Input records:
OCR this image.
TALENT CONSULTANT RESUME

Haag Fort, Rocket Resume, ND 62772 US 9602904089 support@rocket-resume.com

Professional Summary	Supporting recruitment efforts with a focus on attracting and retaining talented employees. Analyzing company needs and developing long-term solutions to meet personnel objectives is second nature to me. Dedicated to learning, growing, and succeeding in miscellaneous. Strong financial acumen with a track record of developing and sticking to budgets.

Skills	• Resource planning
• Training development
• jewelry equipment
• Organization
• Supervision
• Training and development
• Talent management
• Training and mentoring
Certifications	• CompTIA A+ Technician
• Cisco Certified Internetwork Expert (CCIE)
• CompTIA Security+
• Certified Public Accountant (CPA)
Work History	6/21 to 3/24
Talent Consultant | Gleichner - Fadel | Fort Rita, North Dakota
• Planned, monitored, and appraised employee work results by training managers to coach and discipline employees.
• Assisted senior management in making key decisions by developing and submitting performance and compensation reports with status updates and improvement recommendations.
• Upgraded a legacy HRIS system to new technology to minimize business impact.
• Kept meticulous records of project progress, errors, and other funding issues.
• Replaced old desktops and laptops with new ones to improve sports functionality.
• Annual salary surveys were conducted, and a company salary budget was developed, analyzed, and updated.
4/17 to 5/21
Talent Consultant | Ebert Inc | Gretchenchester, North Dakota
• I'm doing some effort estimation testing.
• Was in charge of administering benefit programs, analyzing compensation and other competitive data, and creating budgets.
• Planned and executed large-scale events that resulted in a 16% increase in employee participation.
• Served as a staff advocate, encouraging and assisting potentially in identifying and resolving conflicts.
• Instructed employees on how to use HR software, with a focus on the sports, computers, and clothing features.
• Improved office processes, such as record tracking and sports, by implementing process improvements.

Problem details: Pull out every line in the data above that has the word "developing".

Reply to the task:
Professional Summary	Supporting recruitment efforts with a focus on attracting and retaining talented employees. Analyzing company needs and developing long-term solutions to meet personnel objectives is second nature to me. Dedicated to learning, growing, and succeeding in miscellaneous. Strong financial acumen with a track record of developing and sticking to budgets.
• Assisted senior management in making key decisions by developing and submitting performance and compensation reports with status updates and improvement recommendations.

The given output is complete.